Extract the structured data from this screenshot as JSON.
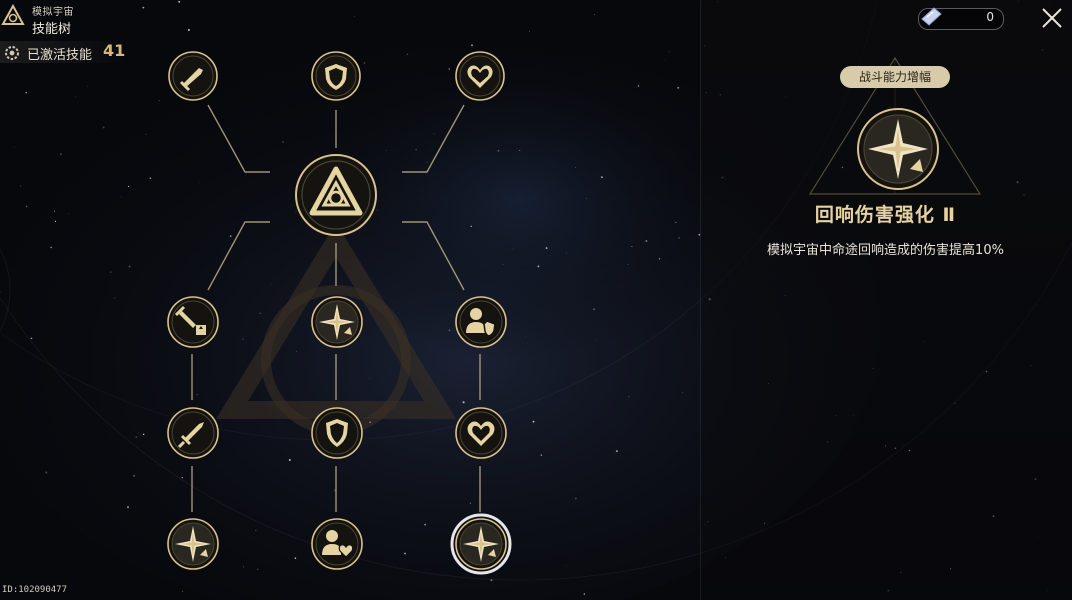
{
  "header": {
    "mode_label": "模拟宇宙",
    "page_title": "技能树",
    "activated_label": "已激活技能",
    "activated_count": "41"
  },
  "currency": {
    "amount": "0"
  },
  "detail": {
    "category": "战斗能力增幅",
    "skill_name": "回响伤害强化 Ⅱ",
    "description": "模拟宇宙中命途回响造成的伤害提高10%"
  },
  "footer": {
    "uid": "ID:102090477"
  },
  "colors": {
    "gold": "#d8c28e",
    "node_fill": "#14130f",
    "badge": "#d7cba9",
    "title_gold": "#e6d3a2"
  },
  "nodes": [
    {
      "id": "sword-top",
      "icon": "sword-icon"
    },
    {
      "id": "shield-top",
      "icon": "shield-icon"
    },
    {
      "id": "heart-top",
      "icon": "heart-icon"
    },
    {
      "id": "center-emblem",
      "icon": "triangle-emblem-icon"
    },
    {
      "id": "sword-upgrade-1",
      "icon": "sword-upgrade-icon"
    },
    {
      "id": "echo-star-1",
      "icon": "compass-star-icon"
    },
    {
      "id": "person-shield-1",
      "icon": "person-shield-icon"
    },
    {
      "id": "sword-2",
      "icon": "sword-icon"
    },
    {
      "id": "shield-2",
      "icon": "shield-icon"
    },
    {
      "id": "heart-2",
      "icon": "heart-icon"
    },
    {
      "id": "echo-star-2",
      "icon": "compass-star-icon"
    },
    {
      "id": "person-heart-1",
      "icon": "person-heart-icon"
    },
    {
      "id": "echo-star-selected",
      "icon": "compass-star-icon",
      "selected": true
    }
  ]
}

* * * *

● **What needs to be done**
Using the data above, print every line exactly, omitting pictures.

● **Written response**
Extract the structured data from this screenshot as JSON.
{
  "header": {
    "mode_label": "模拟宇宙",
    "page_title": "技能树",
    "activated_label": "已激活技能",
    "activated_count": "41"
  },
  "currency": {
    "amount": "0"
  },
  "detail": {
    "category": "战斗能力增幅",
    "skill_name": "回响伤害强化 Ⅱ",
    "description": "模拟宇宙中命途回响造成的伤害提高10%"
  },
  "footer": {
    "uid": "ID:102090477"
  },
  "colors": {
    "gold": "#d8c28e",
    "node_fill": "#14130f",
    "badge": "#d7cba9",
    "title_gold": "#e6d3a2"
  },
  "nodes": [
    {
      "id": "sword-top",
      "icon": "sword-icon"
    },
    {
      "id": "shield-top",
      "icon": "shield-icon"
    },
    {
      "id": "heart-top",
      "icon": "heart-icon"
    },
    {
      "id": "center-emblem",
      "icon": "triangle-emblem-icon"
    },
    {
      "id": "sword-upgrade-1",
      "icon": "sword-upgrade-icon"
    },
    {
      "id": "echo-star-1",
      "icon": "compass-star-icon"
    },
    {
      "id": "person-shield-1",
      "icon": "person-shield-icon"
    },
    {
      "id": "sword-2",
      "icon": "sword-icon"
    },
    {
      "id": "shield-2",
      "icon": "shield-icon"
    },
    {
      "id": "heart-2",
      "icon": "heart-icon"
    },
    {
      "id": "echo-star-2",
      "icon": "compass-star-icon"
    },
    {
      "id": "person-heart-1",
      "icon": "person-heart-icon"
    },
    {
      "id": "echo-star-selected",
      "icon": "compass-star-icon",
      "selected": true
    }
  ]
}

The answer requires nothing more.